» **Records shown**

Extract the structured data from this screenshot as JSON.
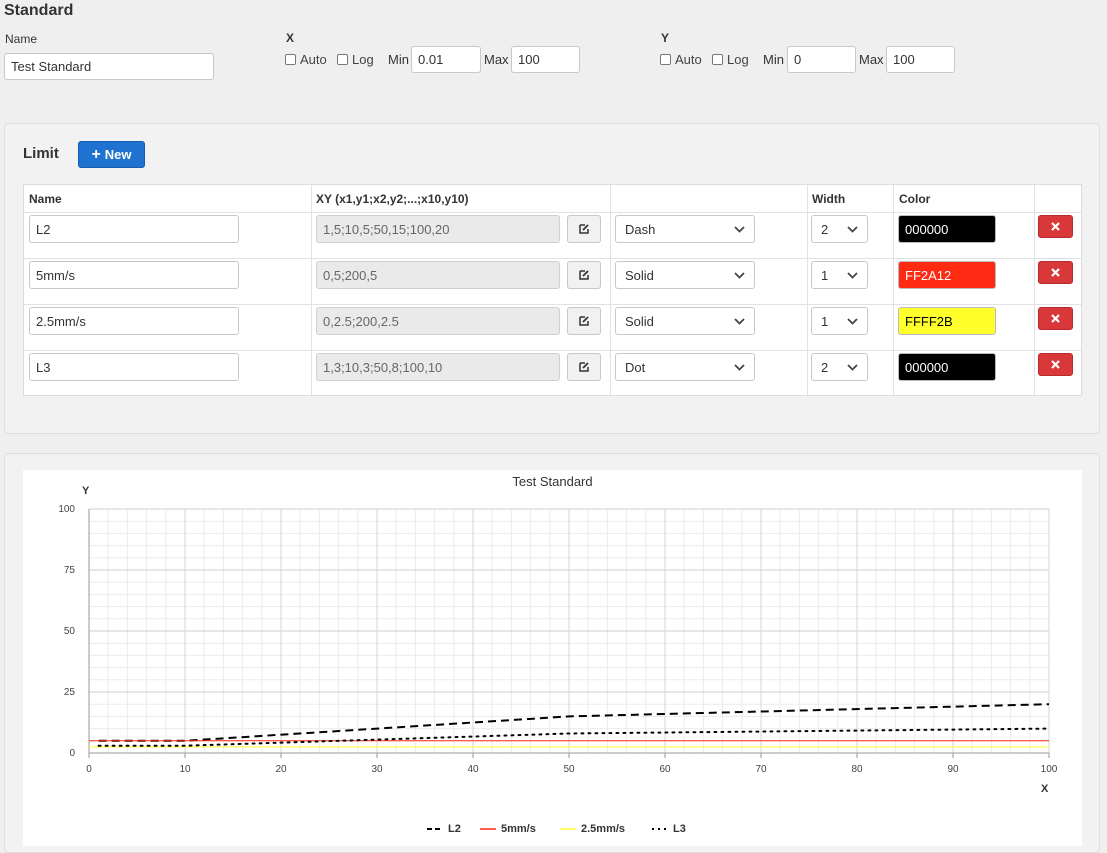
{
  "standard": {
    "title": "Standard",
    "name_label": "Name",
    "name_value": "Test Standard"
  },
  "x_axis": {
    "label": "X",
    "auto_label": "Auto",
    "auto": false,
    "log_label": "Log",
    "log": false,
    "min_label": "Min",
    "min": "0.01",
    "max_label": "Max",
    "max": "100"
  },
  "y_axis": {
    "label": "Y",
    "auto_label": "Auto",
    "auto": false,
    "log_label": "Log",
    "log": false,
    "min_label": "Min",
    "min": "0",
    "max_label": "Max",
    "max": "100"
  },
  "limit": {
    "title": "Limit",
    "new_button": "New",
    "columns": {
      "name": "Name",
      "xy": "XY (x1,y1;x2,y2;...;x10,y10)",
      "style": "",
      "width": "Width",
      "color": "Color"
    },
    "rows": [
      {
        "name": "L2",
        "xy": "1,5;10,5;50,15;100,20",
        "style": "Dash",
        "width": "2",
        "color": "000000",
        "color_hex": "#000000",
        "text_color": "#ffffff"
      },
      {
        "name": "5mm/s",
        "xy": "0,5;200,5",
        "style": "Solid",
        "width": "1",
        "color": "FF2A12",
        "color_hex": "#FF2A12",
        "text_color": "#ffffff"
      },
      {
        "name": "2.5mm/s",
        "xy": "0,2.5;200,2.5",
        "style": "Solid",
        "width": "1",
        "color": "FFFF2B",
        "color_hex": "#FFFF2B",
        "text_color": "#000000"
      },
      {
        "name": "L3",
        "xy": "1,3;10,3;50,8;100,10",
        "style": "Dot",
        "width": "2",
        "color": "000000",
        "color_hex": "#000000",
        "text_color": "#ffffff"
      }
    ]
  },
  "chart_data": {
    "type": "line",
    "title": "Test Standard",
    "xlabel": "X",
    "ylabel": "Y",
    "xlim": [
      0,
      100
    ],
    "ylim": [
      0,
      100
    ],
    "x_ticks": [
      0,
      10,
      20,
      30,
      40,
      50,
      60,
      70,
      80,
      90,
      100
    ],
    "y_ticks": [
      0,
      25,
      50,
      75,
      100
    ],
    "grid": true,
    "legend_position": "bottom",
    "series": [
      {
        "name": "L2",
        "color": "#000000",
        "style": "dash",
        "width": 2,
        "points": [
          [
            1,
            5
          ],
          [
            10,
            5
          ],
          [
            50,
            15
          ],
          [
            100,
            20
          ]
        ]
      },
      {
        "name": "5mm/s",
        "color": "#FF2A12",
        "style": "solid",
        "width": 1,
        "points": [
          [
            0,
            5
          ],
          [
            200,
            5
          ]
        ]
      },
      {
        "name": "2.5mm/s",
        "color": "#FFFF2B",
        "style": "solid",
        "width": 1,
        "points": [
          [
            0,
            2.5
          ],
          [
            200,
            2.5
          ]
        ]
      },
      {
        "name": "L3",
        "color": "#000000",
        "style": "dot",
        "width": 2,
        "points": [
          [
            1,
            3
          ],
          [
            10,
            3
          ],
          [
            50,
            8
          ],
          [
            100,
            10
          ]
        ]
      }
    ]
  }
}
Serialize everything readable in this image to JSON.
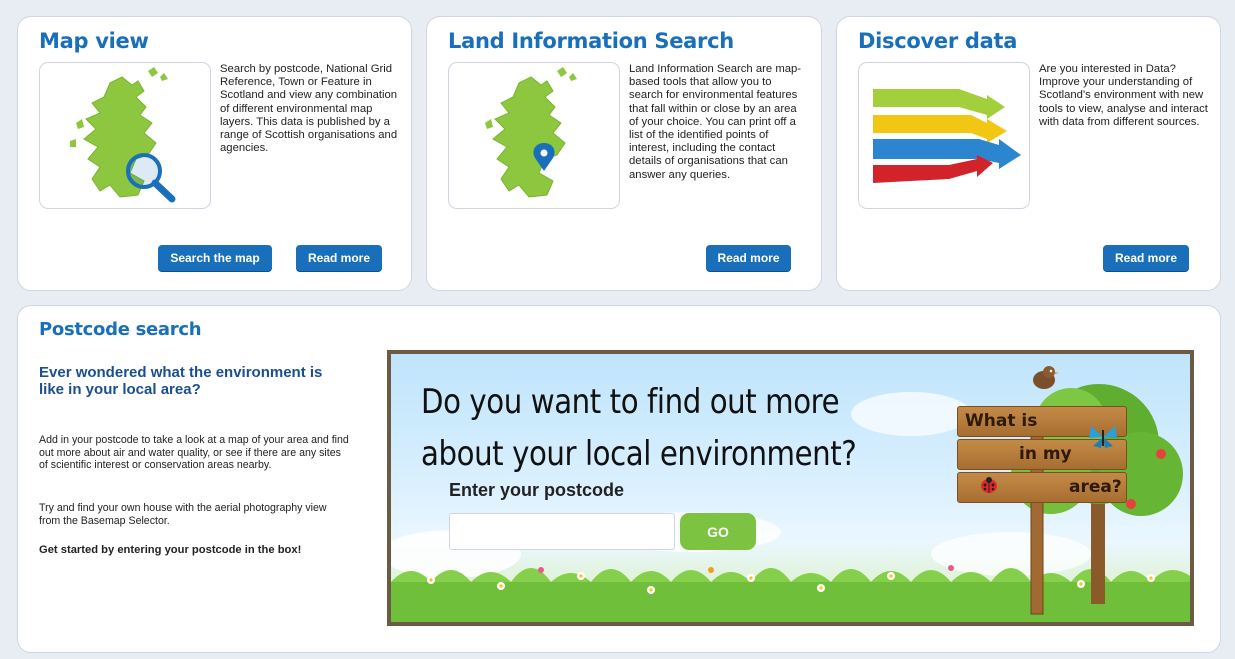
{
  "cards": [
    {
      "title": "Map view",
      "description": "Search by postcode, National Grid Reference, Town or Feature in Scotland and view any combination of different environmental map layers. This data is published by a range of Scottish organisations and agencies.",
      "buttons": [
        "Search the map",
        "Read more"
      ],
      "icon": "scotland-map-magnifier-icon"
    },
    {
      "title": "Land Information Search",
      "description": "Land Information Search are map-based tools that allow you to search for environmental features that fall within or close by an area of your choice. You can print off a list of the identified points of interest, including the contact details of organisations that can answer any queries.",
      "buttons": [
        "Read more"
      ],
      "icon": "scotland-map-pin-icon"
    },
    {
      "title": "Discover data",
      "description": "Are you interested in Data? Improve your understanding of Scotland's environment with new tools to view, analyse and interact with data from different sources.",
      "buttons": [
        "Read more"
      ],
      "icon": "data-arrows-icon"
    }
  ],
  "postcode": {
    "title": "Postcode search",
    "heading": "Ever wondered what the environment is like in your local area?",
    "paragraph1": "Add in your postcode to take a look at a map of your area and find out more about air and water quality, or see if there are any sites of scientific interest or conservation areas nearby.",
    "paragraph2": "Try and find your own house with the aerial photography view from the Basemap Selector.",
    "paragraph3": "Get started by entering your postcode in the box!",
    "banner_question_line1": "Do you want to find out more",
    "banner_question_line2": "about your local environment?",
    "input_label": "Enter your postcode",
    "input_value": "",
    "input_placeholder": "",
    "go_label": "GO",
    "sign_line1": "What is",
    "sign_line2": "in my",
    "sign_line3": "area?"
  },
  "colors": {
    "brand_blue": "#1a6fba",
    "heading_blue": "#1a4f8f",
    "go_green": "#7cc341",
    "scotland_green": "#8dc63f"
  }
}
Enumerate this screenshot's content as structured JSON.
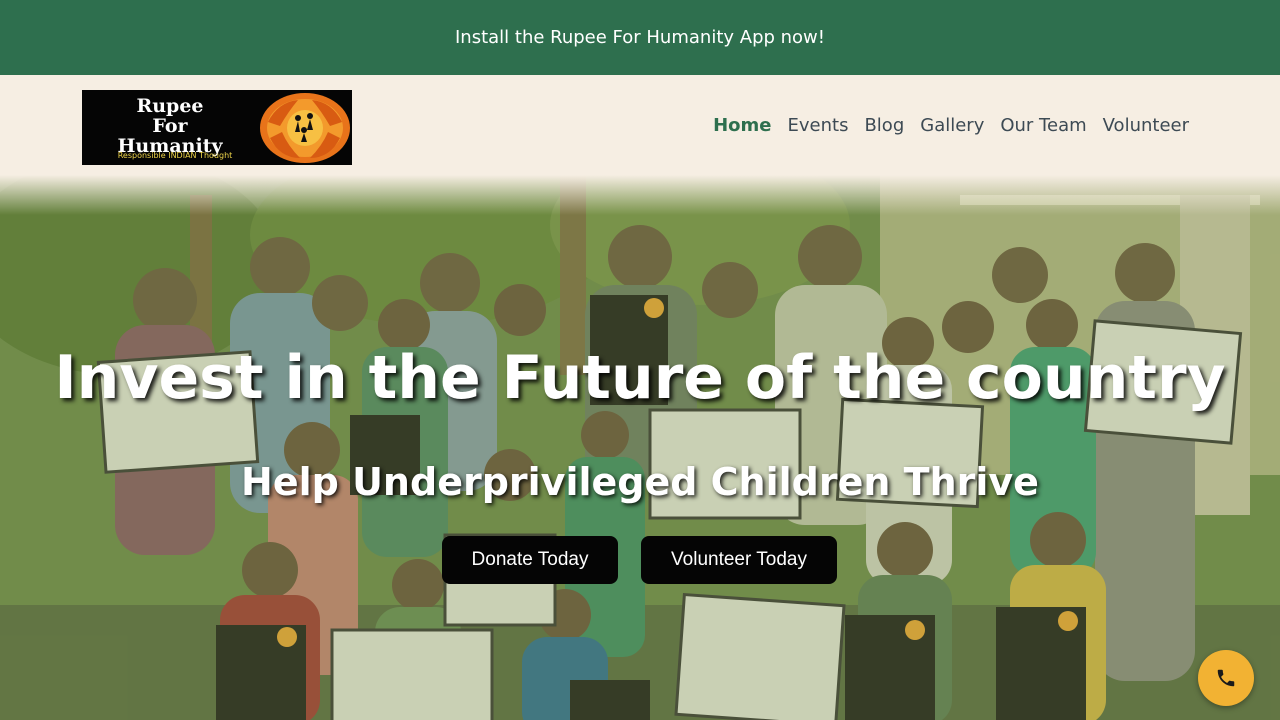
{
  "announcement": {
    "text": "Install the Rupee For Humanity App now!"
  },
  "logo": {
    "line1": "Rupee",
    "line2": "For",
    "line3": "Humanity",
    "tagline": "Responsible INDIAN Thought",
    "emblem_icon": "hands-circle-emblem"
  },
  "nav": {
    "items": [
      {
        "label": "Home",
        "active": true
      },
      {
        "label": "Events"
      },
      {
        "label": "Blog"
      },
      {
        "label": "Gallery"
      },
      {
        "label": "Our Team"
      },
      {
        "label": "Volunteer"
      }
    ]
  },
  "hero": {
    "headline": "Invest in the Future of the country",
    "subheadline": "Help Underprivileged Children Thrive",
    "donate_label": "Donate Today",
    "volunteer_label": "Volunteer Today"
  },
  "call_button": {
    "icon": "phone-icon"
  },
  "colors": {
    "brand_green": "#2e6f4e",
    "header_bg": "#f6eee3",
    "button_bg": "#050505",
    "call_accent": "#f2b233"
  }
}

» **Written request**
Set down the complete material exactly, but do not include the images.

» **Exercise solution**
Extract the structured data from this screenshot as JSON.
{
  "standard": {
    "title": "Standard",
    "name_label": "Name",
    "name_value": "Test Standard"
  },
  "x_axis": {
    "label": "X",
    "auto_label": "Auto",
    "auto": false,
    "log_label": "Log",
    "log": false,
    "min_label": "Min",
    "min": "0.01",
    "max_label": "Max",
    "max": "100"
  },
  "y_axis": {
    "label": "Y",
    "auto_label": "Auto",
    "auto": false,
    "log_label": "Log",
    "log": false,
    "min_label": "Min",
    "min": "0",
    "max_label": "Max",
    "max": "100"
  },
  "limit": {
    "title": "Limit",
    "new_button": "New",
    "columns": {
      "name": "Name",
      "xy": "XY (x1,y1;x2,y2;...;x10,y10)",
      "style": "",
      "width": "Width",
      "color": "Color"
    },
    "rows": [
      {
        "name": "L2",
        "xy": "1,5;10,5;50,15;100,20",
        "style": "Dash",
        "width": "2",
        "color": "000000",
        "color_hex": "#000000",
        "text_color": "#ffffff"
      },
      {
        "name": "5mm/s",
        "xy": "0,5;200,5",
        "style": "Solid",
        "width": "1",
        "color": "FF2A12",
        "color_hex": "#FF2A12",
        "text_color": "#ffffff"
      },
      {
        "name": "2.5mm/s",
        "xy": "0,2.5;200,2.5",
        "style": "Solid",
        "width": "1",
        "color": "FFFF2B",
        "color_hex": "#FFFF2B",
        "text_color": "#000000"
      },
      {
        "name": "L3",
        "xy": "1,3;10,3;50,8;100,10",
        "style": "Dot",
        "width": "2",
        "color": "000000",
        "color_hex": "#000000",
        "text_color": "#ffffff"
      }
    ]
  },
  "chart_data": {
    "type": "line",
    "title": "Test Standard",
    "xlabel": "X",
    "ylabel": "Y",
    "xlim": [
      0,
      100
    ],
    "ylim": [
      0,
      100
    ],
    "x_ticks": [
      0,
      10,
      20,
      30,
      40,
      50,
      60,
      70,
      80,
      90,
      100
    ],
    "y_ticks": [
      0,
      25,
      50,
      75,
      100
    ],
    "grid": true,
    "legend_position": "bottom",
    "series": [
      {
        "name": "L2",
        "color": "#000000",
        "style": "dash",
        "width": 2,
        "points": [
          [
            1,
            5
          ],
          [
            10,
            5
          ],
          [
            50,
            15
          ],
          [
            100,
            20
          ]
        ]
      },
      {
        "name": "5mm/s",
        "color": "#FF2A12",
        "style": "solid",
        "width": 1,
        "points": [
          [
            0,
            5
          ],
          [
            200,
            5
          ]
        ]
      },
      {
        "name": "2.5mm/s",
        "color": "#FFFF2B",
        "style": "solid",
        "width": 1,
        "points": [
          [
            0,
            2.5
          ],
          [
            200,
            2.5
          ]
        ]
      },
      {
        "name": "L3",
        "color": "#000000",
        "style": "dot",
        "width": 2,
        "points": [
          [
            1,
            3
          ],
          [
            10,
            3
          ],
          [
            50,
            8
          ],
          [
            100,
            10
          ]
        ]
      }
    ]
  }
}
Serialize everything readable in this image to JSON.
{
  "cards": [
    {
      "title": "Map view",
      "description": "Search by postcode, National Grid Reference, Town or Feature in Scotland and view any combination of different environmental map layers. This data is published by a range of Scottish organisations and agencies.",
      "buttons": [
        "Search the map",
        "Read more"
      ],
      "icon": "scotland-map-magnifier-icon"
    },
    {
      "title": "Land Information Search",
      "description": "Land Information Search are map-based tools that allow you to search for environmental features that fall within or close by an area of your choice. You can print off a list of the identified points of interest, including the contact details of organisations that can answer any queries.",
      "buttons": [
        "Read more"
      ],
      "icon": "scotland-map-pin-icon"
    },
    {
      "title": "Discover data",
      "description": "Are you interested in Data? Improve your understanding of Scotland's environment with new tools to view, analyse and interact with data from different sources.",
      "buttons": [
        "Read more"
      ],
      "icon": "data-arrows-icon"
    }
  ],
  "postcode": {
    "title": "Postcode search",
    "heading": "Ever wondered what the environment is like in your local area?",
    "paragraph1": "Add in your postcode to take a look at a map of your area and find out more about air and water quality, or see if there are any sites of scientific interest or conservation areas nearby.",
    "paragraph2": "Try and find your own house with the aerial photography view from the Basemap Selector.",
    "paragraph3": "Get started by entering your postcode in the box!",
    "banner_question_line1": "Do you want to find out more",
    "banner_question_line2": "about your local environment?",
    "input_label": "Enter your postcode",
    "input_value": "",
    "input_placeholder": "",
    "go_label": "GO",
    "sign_line1": "What is",
    "sign_line2": "in my",
    "sign_line3": "area?"
  },
  "colors": {
    "brand_blue": "#1a6fba",
    "heading_blue": "#1a4f8f",
    "go_green": "#7cc341",
    "scotland_green": "#8dc63f"
  }
}
Enumerate this screenshot's content as structured JSON.
{
  "announcement": {
    "text": "Install the Rupee For Humanity App now!"
  },
  "logo": {
    "line1": "Rupee",
    "line2": "For",
    "line3": "Humanity",
    "tagline": "Responsible INDIAN Thought",
    "emblem_icon": "hands-circle-emblem"
  },
  "nav": {
    "items": [
      {
        "label": "Home",
        "active": true
      },
      {
        "label": "Events"
      },
      {
        "label": "Blog"
      },
      {
        "label": "Gallery"
      },
      {
        "label": "Our Team"
      },
      {
        "label": "Volunteer"
      }
    ]
  },
  "hero": {
    "headline": "Invest in the Future of the country",
    "subheadline": "Help Underprivileged Children Thrive",
    "donate_label": "Donate Today",
    "volunteer_label": "Volunteer Today"
  },
  "call_button": {
    "icon": "phone-icon"
  },
  "colors": {
    "brand_green": "#2e6f4e",
    "header_bg": "#f6eee3",
    "button_bg": "#050505",
    "call_accent": "#f2b233"
  }
}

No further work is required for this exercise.